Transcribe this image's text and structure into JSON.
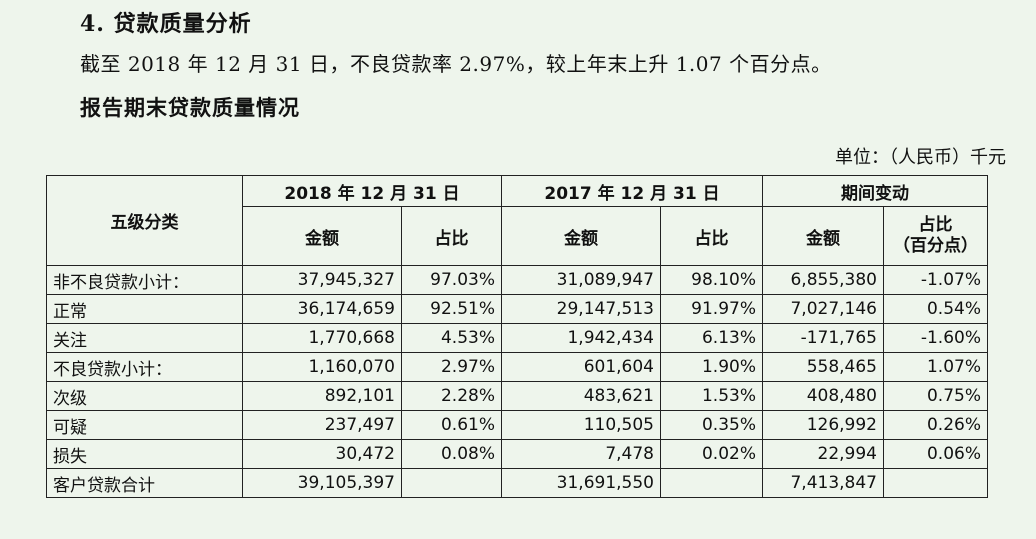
{
  "section": {
    "title": "4. 贷款质量分析",
    "paragraph": "截至 2018 年 12 月 31 日，不良贷款率 2.97%，较上年末上升 1.07 个百分点。",
    "table_title": "报告期末贷款质量情况",
    "unit": "单位：（人民币）千元"
  },
  "table": {
    "header": {
      "category": "五级分类",
      "group_2018": "2018 年 12 月 31 日",
      "group_2017": "2017 年 12 月 31 日",
      "group_change": "期间变动",
      "amount": "金额",
      "ratio": "占比",
      "ratio_pp_line1": "占比",
      "ratio_pp_line2": "（百分点）"
    },
    "rows": [
      {
        "label": "非不良贷款小计：",
        "a2018": "37,945,327",
        "p2018": "97.03%",
        "a2017": "31,089,947",
        "p2017": "98.10%",
        "chg": "6,855,380",
        "chgp": "-1.07%"
      },
      {
        "label": "正常",
        "a2018": "36,174,659",
        "p2018": "92.51%",
        "a2017": "29,147,513",
        "p2017": "91.97%",
        "chg": "7,027,146",
        "chgp": "0.54%"
      },
      {
        "label": "关注",
        "a2018": "1,770,668",
        "p2018": "4.53%",
        "a2017": "1,942,434",
        "p2017": "6.13%",
        "chg": "-171,765",
        "chgp": "-1.60%"
      },
      {
        "label": "不良贷款小计：",
        "a2018": "1,160,070",
        "p2018": "2.97%",
        "a2017": "601,604",
        "p2017": "1.90%",
        "chg": "558,465",
        "chgp": "1.07%"
      },
      {
        "label": "次级",
        "a2018": "892,101",
        "p2018": "2.28%",
        "a2017": "483,621",
        "p2017": "1.53%",
        "chg": "408,480",
        "chgp": "0.75%"
      },
      {
        "label": "可疑",
        "a2018": "237,497",
        "p2018": "0.61%",
        "a2017": "110,505",
        "p2017": "0.35%",
        "chg": "126,992",
        "chgp": "0.26%"
      },
      {
        "label": "损失",
        "a2018": "30,472",
        "p2018": "0.08%",
        "a2017": "7,478",
        "p2017": "0.02%",
        "chg": "22,994",
        "chgp": "0.06%"
      },
      {
        "label": "客户贷款合计",
        "a2018": "39,105,397",
        "p2018": "",
        "a2017": "31,691,550",
        "p2017": "",
        "chg": "7,413,847",
        "chgp": ""
      }
    ]
  }
}
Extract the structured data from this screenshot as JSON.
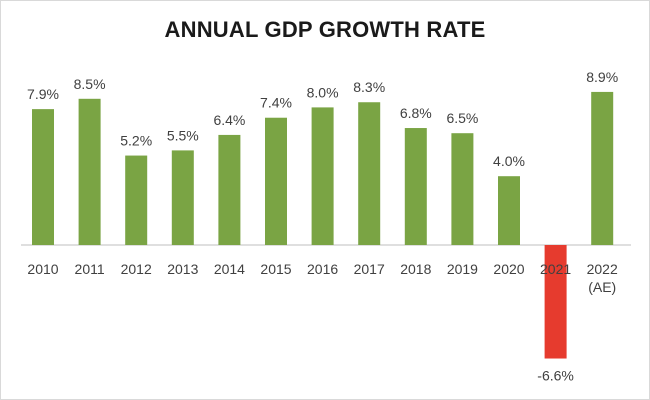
{
  "chart_data": {
    "type": "bar",
    "title": "ANNUAL GDP GROWTH RATE",
    "categories": [
      [
        "2010"
      ],
      [
        "2011"
      ],
      [
        "2012"
      ],
      [
        "2013"
      ],
      [
        "2014"
      ],
      [
        "2015"
      ],
      [
        "2016"
      ],
      [
        "2017"
      ],
      [
        "2018"
      ],
      [
        "2019"
      ],
      [
        "2020"
      ],
      [
        "2021"
      ],
      [
        "2022",
        "(AE)"
      ]
    ],
    "values": [
      7.9,
      8.5,
      5.2,
      5.5,
      6.4,
      7.4,
      8.0,
      8.3,
      6.8,
      6.5,
      4.0,
      -6.6,
      8.9
    ],
    "data_labels": [
      "7.9%",
      "8.5%",
      "5.2%",
      "5.5%",
      "6.4%",
      "7.4%",
      "8.0%",
      "8.3%",
      "6.8%",
      "6.5%",
      "4.0%",
      "-6.6%",
      "8.9%"
    ],
    "xlabel": "",
    "ylabel": "",
    "grid": false,
    "legend": "none",
    "positive_color": "#7aa444",
    "negative_color": "#e63b2e",
    "axis_color": "#bfbfbf"
  }
}
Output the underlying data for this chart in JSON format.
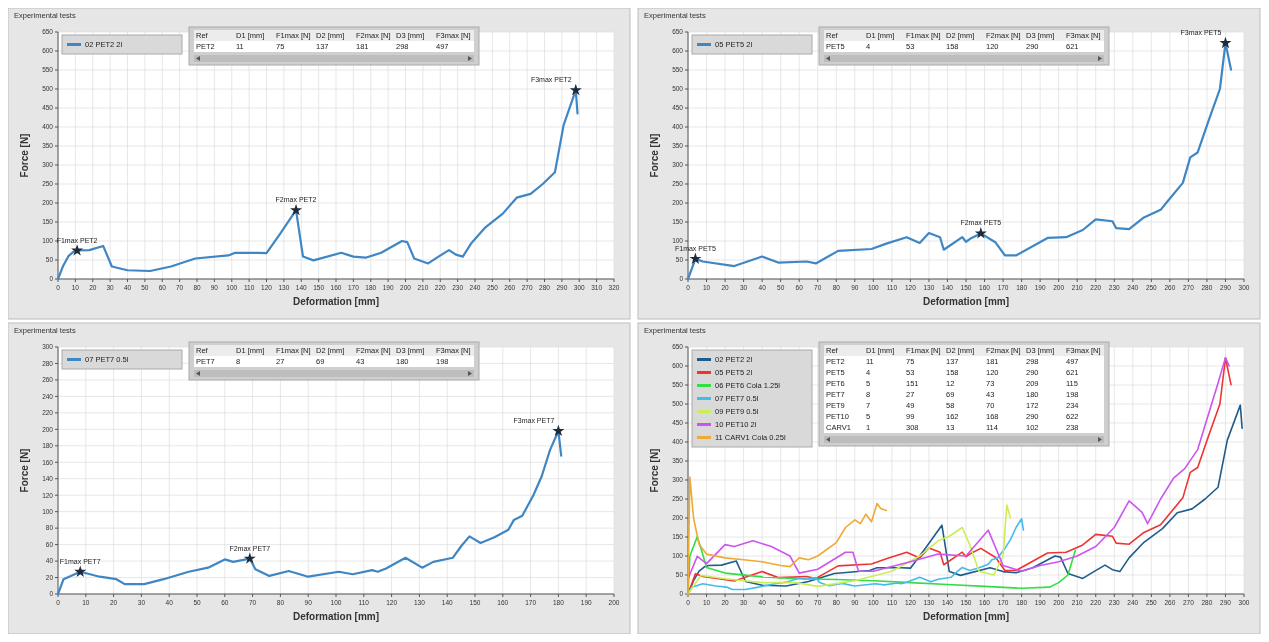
{
  "chart_data": [
    {
      "type": "line",
      "title": "Experimental tests",
      "xlabel": "Deformation [mm]",
      "ylabel": "Force [N]",
      "xlim": [
        0,
        320
      ],
      "ylim": [
        0,
        650
      ],
      "xticks": [
        0,
        10,
        20,
        30,
        40,
        50,
        60,
        70,
        80,
        90,
        100,
        110,
        120,
        130,
        140,
        150,
        160,
        170,
        180,
        190,
        200,
        210,
        220,
        230,
        240,
        250,
        260,
        270,
        280,
        290,
        300,
        310,
        320
      ],
      "yticks": [
        0,
        50,
        100,
        150,
        200,
        250,
        300,
        350,
        400,
        450,
        500,
        550,
        600,
        650
      ],
      "grid": true,
      "legend": "top left",
      "series": [
        {
          "name": "02 PET2 2l",
          "color": "#3f86c4",
          "x": [
            0,
            3,
            6,
            9,
            11,
            18,
            26,
            31,
            40,
            53,
            65,
            79,
            98,
            102,
            115,
            120,
            128,
            137,
            139,
            141,
            147,
            163,
            170,
            177,
            186,
            198,
            201,
            205,
            213,
            219,
            225,
            229,
            233,
            238,
            246,
            256,
            264,
            272,
            279,
            286,
            291,
            298,
            299
          ],
          "values": [
            0,
            35,
            60,
            72,
            75,
            76,
            87,
            33,
            23,
            21,
            33,
            54,
            62,
            69,
            69,
            68,
            120,
            181,
            120,
            59,
            49,
            69,
            59,
            56,
            69,
            100,
            97,
            54,
            41,
            59,
            76,
            64,
            59,
            95,
            136,
            172,
            214,
            224,
            250,
            281,
            405,
            497,
            436
          ]
        }
      ],
      "annotations": [
        "Ref",
        "D1 [mm]",
        "F1max [N]",
        "D2 [mm]",
        "F2max [N]",
        "D3 [mm]",
        "F3max [N]",
        "PET2",
        "11",
        "75",
        "137",
        "181",
        "298",
        "497",
        {
          "text": "F1max PET2",
          "x": 11,
          "y": 75
        },
        {
          "text": "F2max PET2",
          "x": 137,
          "y": 181
        },
        {
          "text": "F3max PET2",
          "x": 298,
          "y": 497
        }
      ]
    },
    {
      "type": "line",
      "title": "Experimental tests",
      "xlabel": "Deformation [mm]",
      "ylabel": "Force [N]",
      "xlim": [
        0,
        300
      ],
      "ylim": [
        0,
        650
      ],
      "xticks": [
        0,
        10,
        20,
        30,
        40,
        50,
        60,
        70,
        80,
        90,
        100,
        110,
        120,
        130,
        140,
        150,
        160,
        170,
        180,
        190,
        200,
        210,
        220,
        230,
        240,
        250,
        260,
        270,
        280,
        290,
        300
      ],
      "yticks": [
        0,
        50,
        100,
        150,
        200,
        250,
        300,
        350,
        400,
        450,
        500,
        550,
        600,
        650
      ],
      "grid": true,
      "legend": "top left",
      "series": [
        {
          "name": "05 PET5 2l",
          "color": "#3f86c4",
          "x": [
            0,
            4,
            8,
            25,
            40,
            49,
            64,
            69,
            81,
            99,
            107,
            118,
            125,
            130,
            136,
            138,
            148,
            150,
            153,
            158,
            166,
            171,
            177,
            194,
            204,
            213,
            220,
            229,
            231,
            238,
            246,
            255,
            259,
            267,
            271,
            275,
            281,
            287,
            290,
            293
          ],
          "values": [
            0,
            53,
            46,
            34,
            59,
            43,
            46,
            41,
            74,
            79,
            93,
            110,
            95,
            121,
            110,
            77,
            110,
            98,
            108,
            120,
            96,
            62,
            62,
            108,
            110,
            129,
            157,
            152,
            134,
            131,
            162,
            182,
            206,
            253,
            320,
            333,
            418,
            500,
            621,
            551
          ]
        }
      ],
      "annotations": [
        "Ref",
        "D1 [mm]",
        "F1max [N]",
        "D2 [mm]",
        "F2max [N]",
        "D3 [mm]",
        "F3max [N]",
        "PET5",
        "4",
        "53",
        "158",
        "120",
        "290",
        "621",
        {
          "text": "F1max PET5",
          "x": 4,
          "y": 53
        },
        {
          "text": "F2max PET5",
          "x": 158,
          "y": 120
        },
        {
          "text": "F3max PET5",
          "x": 290,
          "y": 621
        }
      ]
    },
    {
      "type": "line",
      "title": "Experimental tests",
      "xlabel": "Deformation [mm]",
      "ylabel": "Force [N]",
      "xlim": [
        0,
        200
      ],
      "ylim": [
        0,
        300
      ],
      "xticks": [
        0,
        10,
        20,
        30,
        40,
        50,
        60,
        70,
        80,
        90,
        100,
        110,
        120,
        130,
        140,
        150,
        160,
        170,
        180,
        190,
        200
      ],
      "yticks": [
        0,
        20,
        40,
        60,
        80,
        100,
        120,
        140,
        160,
        180,
        200,
        220,
        240,
        260,
        280,
        300
      ],
      "grid": true,
      "legend": "top left",
      "series": [
        {
          "name": "07 PET7 0.5l",
          "color": "#3f86c4",
          "x": [
            0,
            2,
            8,
            15,
            21,
            24,
            31,
            38,
            47,
            54,
            60,
            63,
            69,
            71,
            76,
            83,
            90,
            101,
            106,
            113,
            115,
            118,
            125,
            131,
            135,
            142,
            145,
            148,
            152,
            157,
            162,
            164,
            167,
            171,
            174,
            177,
            180,
            181
          ],
          "values": [
            0,
            18,
            27,
            21,
            18,
            12,
            12,
            18,
            27,
            32,
            42,
            39,
            43,
            30,
            22,
            28,
            21,
            27,
            24,
            29,
            27,
            31,
            44,
            32,
            39,
            44,
            58,
            70,
            62,
            69,
            78,
            90,
            95,
            120,
            143,
            175,
            198,
            168
          ]
        }
      ],
      "annotations": [
        "Ref",
        "D1 [mm]",
        "F1max [N]",
        "D2 [mm]",
        "F2max [N]",
        "D3 [mm]",
        "F3max [N]",
        "PET7",
        "8",
        "27",
        "69",
        "43",
        "180",
        "198",
        {
          "text": "F1max PET7",
          "x": 8,
          "y": 27
        },
        {
          "text": "F2max PET7",
          "x": 69,
          "y": 43
        },
        {
          "text": "F3max PET7",
          "x": 180,
          "y": 198
        }
      ]
    },
    {
      "type": "line",
      "title": "Experimental tests",
      "xlabel": "Deformation [mm]",
      "ylabel": "Force [N]",
      "xlim": [
        0,
        300
      ],
      "ylim": [
        0,
        650
      ],
      "xticks": [
        0,
        10,
        20,
        30,
        40,
        50,
        60,
        70,
        80,
        90,
        100,
        110,
        120,
        130,
        140,
        150,
        160,
        170,
        180,
        190,
        200,
        210,
        220,
        230,
        240,
        250,
        260,
        270,
        280,
        290,
        300
      ],
      "yticks": [
        0,
        50,
        100,
        150,
        200,
        250,
        300,
        350,
        400,
        450,
        500,
        550,
        600,
        650
      ],
      "grid": true,
      "legend": "top left",
      "series": [
        {
          "name": "02 PET2 2l",
          "color": "#1f5c8b",
          "x": [
            0,
            3,
            6,
            9,
            11,
            18,
            26,
            31,
            40,
            53,
            65,
            79,
            98,
            102,
            115,
            120,
            128,
            137,
            139,
            141,
            147,
            163,
            170,
            177,
            186,
            198,
            201,
            205,
            213,
            219,
            225,
            229,
            233,
            238,
            246,
            256,
            264,
            272,
            279,
            286,
            291,
            298,
            299
          ],
          "values": [
            0,
            35,
            60,
            72,
            75,
            76,
            87,
            33,
            23,
            21,
            33,
            54,
            62,
            69,
            69,
            68,
            120,
            181,
            120,
            59,
            49,
            69,
            59,
            56,
            69,
            100,
            97,
            54,
            41,
            59,
            76,
            64,
            59,
            95,
            136,
            172,
            214,
            224,
            250,
            281,
            405,
            497,
            436
          ]
        },
        {
          "name": "05 PET5 2l",
          "color": "#ee3333",
          "x": [
            0,
            4,
            8,
            25,
            40,
            49,
            64,
            69,
            81,
            99,
            107,
            118,
            125,
            130,
            136,
            138,
            148,
            150,
            153,
            158,
            166,
            171,
            177,
            194,
            204,
            213,
            220,
            229,
            231,
            238,
            246,
            255,
            259,
            267,
            271,
            275,
            281,
            287,
            290,
            293
          ],
          "values": [
            0,
            53,
            46,
            34,
            59,
            43,
            46,
            41,
            74,
            79,
            93,
            110,
            95,
            121,
            110,
            77,
            110,
            98,
            108,
            120,
            96,
            62,
            62,
            108,
            110,
            129,
            157,
            152,
            134,
            131,
            162,
            182,
            206,
            253,
            320,
            333,
            418,
            500,
            621,
            551
          ]
        },
        {
          "name": "06 PET6 Cola 1.25l",
          "color": "#33dd44",
          "x": [
            0,
            1,
            5,
            7,
            10,
            20,
            40,
            60,
            80,
            100,
            120,
            140,
            160,
            180,
            195,
            200,
            205,
            209
          ],
          "values": [
            0,
            100,
            151,
            120,
            70,
            55,
            45,
            40,
            38,
            35,
            30,
            25,
            20,
            15,
            18,
            30,
            50,
            115
          ]
        },
        {
          "name": "07 PET7 0.5l",
          "color": "#44bbee",
          "x": [
            0,
            2,
            8,
            15,
            21,
            24,
            31,
            38,
            47,
            54,
            60,
            63,
            69,
            71,
            76,
            83,
            90,
            101,
            106,
            113,
            115,
            118,
            125,
            131,
            135,
            142,
            145,
            148,
            152,
            157,
            162,
            164,
            167,
            171,
            174,
            177,
            180,
            181
          ],
          "values": [
            0,
            18,
            27,
            21,
            18,
            12,
            12,
            18,
            27,
            32,
            42,
            39,
            43,
            30,
            22,
            28,
            21,
            27,
            24,
            29,
            27,
            31,
            44,
            32,
            39,
            44,
            58,
            70,
            62,
            69,
            78,
            90,
            95,
            120,
            143,
            175,
            198,
            168
          ]
        },
        {
          "name": "09 PET9 0.5l",
          "color": "#ccee55",
          "x": [
            0,
            7,
            20,
            40,
            58,
            70,
            90,
            110,
            125,
            135,
            141,
            148,
            152,
            157,
            165,
            170,
            172,
            174
          ],
          "values": [
            0,
            49,
            40,
            30,
            30,
            20,
            35,
            60,
            100,
            140,
            152,
            175,
            130,
            60,
            50,
            100,
            234,
            200
          ]
        },
        {
          "name": "10 PET10 2l",
          "color": "#cc55ee",
          "x": [
            0,
            5,
            10,
            20,
            25,
            35,
            45,
            55,
            60,
            70,
            85,
            89,
            92,
            100,
            120,
            135,
            150,
            162,
            170,
            180,
            190,
            200,
            210,
            220,
            230,
            238,
            245,
            248,
            255,
            262,
            268,
            275,
            280,
            286,
            290,
            292
          ],
          "values": [
            40,
            99,
            80,
            130,
            125,
            140,
            125,
            100,
            55,
            65,
            110,
            110,
            60,
            60,
            85,
            105,
            100,
            168,
            75,
            60,
            75,
            85,
            100,
            125,
            175,
            245,
            215,
            185,
            250,
            305,
            330,
            380,
            460,
            555,
            622,
            600
          ]
        },
        {
          "name": "11 CARV1 Cola 0.25l",
          "color": "#eeaa33",
          "x": [
            0,
            1,
            3,
            6,
            10,
            20,
            30,
            40,
            50,
            55,
            60,
            65,
            70,
            80,
            85,
            90,
            93,
            96,
            99,
            102,
            104,
            107
          ],
          "values": [
            0,
            308,
            200,
            130,
            105,
            95,
            90,
            85,
            75,
            72,
            95,
            90,
            100,
            135,
            175,
            195,
            185,
            210,
            190,
            238,
            225,
            220
          ]
        }
      ],
      "annotations": [
        "Ref",
        "D1 [mm]",
        "F1max [N]",
        "D2 [mm]",
        "F2max [N]",
        "D3 [mm]",
        "F3max [N]",
        "PET2",
        "11",
        "75",
        "137",
        "181",
        "298",
        "497",
        "PET5",
        "4",
        "53",
        "158",
        "120",
        "290",
        "621",
        "PET6",
        "5",
        "151",
        "12",
        "73",
        "209",
        "115",
        "PET7",
        "8",
        "27",
        "69",
        "43",
        "180",
        "198",
        "PET9",
        "7",
        "49",
        "58",
        "70",
        "172",
        "234",
        "PET10",
        "5",
        "99",
        "162",
        "168",
        "290",
        "622",
        "CARV1",
        "1",
        "308",
        "13",
        "114",
        "102",
        "238"
      ]
    }
  ]
}
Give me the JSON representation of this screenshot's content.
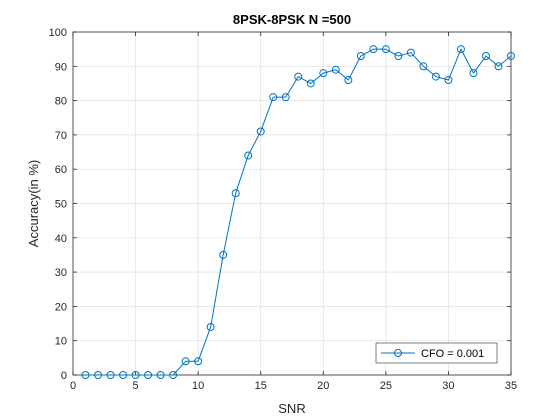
{
  "chart_data": {
    "type": "line",
    "title": "8PSK-8PSK N =500",
    "xlabel": "SNR",
    "ylabel": "Accuracy(in %)",
    "xlim": [
      0,
      35
    ],
    "ylim": [
      0,
      100
    ],
    "xticks": [
      0,
      5,
      10,
      15,
      20,
      25,
      30,
      35
    ],
    "yticks": [
      0,
      10,
      20,
      30,
      40,
      50,
      60,
      70,
      80,
      90,
      100
    ],
    "grid": true,
    "legend_position": "bottom-right",
    "series": [
      {
        "name": "CFO = 0.001",
        "color": "#0072BD",
        "marker": "circle",
        "x": [
          1,
          2,
          3,
          4,
          5,
          6,
          7,
          8,
          9,
          10,
          11,
          12,
          13,
          14,
          15,
          16,
          17,
          18,
          19,
          20,
          21,
          22,
          23,
          24,
          25,
          26,
          27,
          28,
          29,
          30,
          31,
          32,
          33,
          34,
          35
        ],
        "y": [
          0,
          0,
          0,
          0,
          0,
          0,
          0,
          0,
          4,
          4,
          14,
          35,
          53,
          64,
          71,
          81,
          81,
          87,
          85,
          88,
          89,
          86,
          93,
          95,
          95,
          93,
          94,
          90,
          87,
          86,
          95,
          88,
          93,
          90,
          93
        ]
      }
    ]
  }
}
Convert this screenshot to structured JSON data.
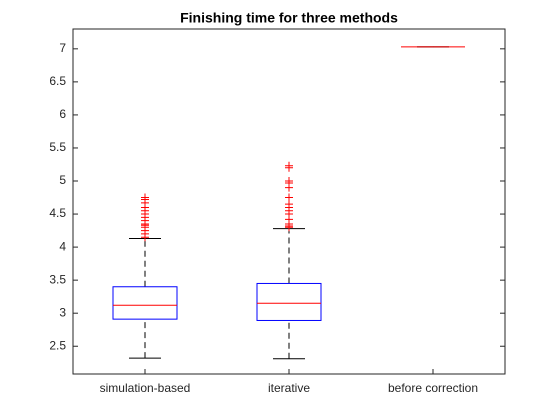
{
  "chart_data": {
    "type": "box",
    "title": "Finishing time for three methods",
    "categories": [
      "simulation-based",
      "iterative",
      "before correction"
    ],
    "boxes": [
      {
        "min": 2.32,
        "q1": 2.91,
        "median": 3.12,
        "q3": 3.4,
        "max": 4.13,
        "outliers": [
          4.15,
          4.2,
          4.25,
          4.3,
          4.33,
          4.35,
          4.4,
          4.45,
          4.5,
          4.55,
          4.6,
          4.67,
          4.72,
          4.75
        ]
      },
      {
        "min": 2.31,
        "q1": 2.89,
        "median": 3.15,
        "q3": 3.45,
        "max": 4.28,
        "outliers": [
          4.3,
          4.32,
          4.35,
          4.42,
          4.5,
          4.55,
          4.6,
          4.65,
          4.75,
          4.9,
          4.97,
          5.0,
          5.2,
          5.23
        ]
      },
      {
        "min": 7.03,
        "q1": 7.03,
        "median": 7.03,
        "q3": 7.03,
        "max": 7.03,
        "outliers": []
      }
    ],
    "ylim": [
      2.08,
      7.3
    ],
    "yticks": [
      2.5,
      3,
      3.5,
      4,
      4.5,
      5,
      5.5,
      6,
      6.5,
      7
    ],
    "box_color": "#0000ff",
    "median_color": "#ff0000",
    "whisker_color": "#000000",
    "outlier_color": "#ff0000"
  }
}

_What to do:_
Report the number of lines that include the string "screenshot"; return nothing but the count.

_The completed task:_
3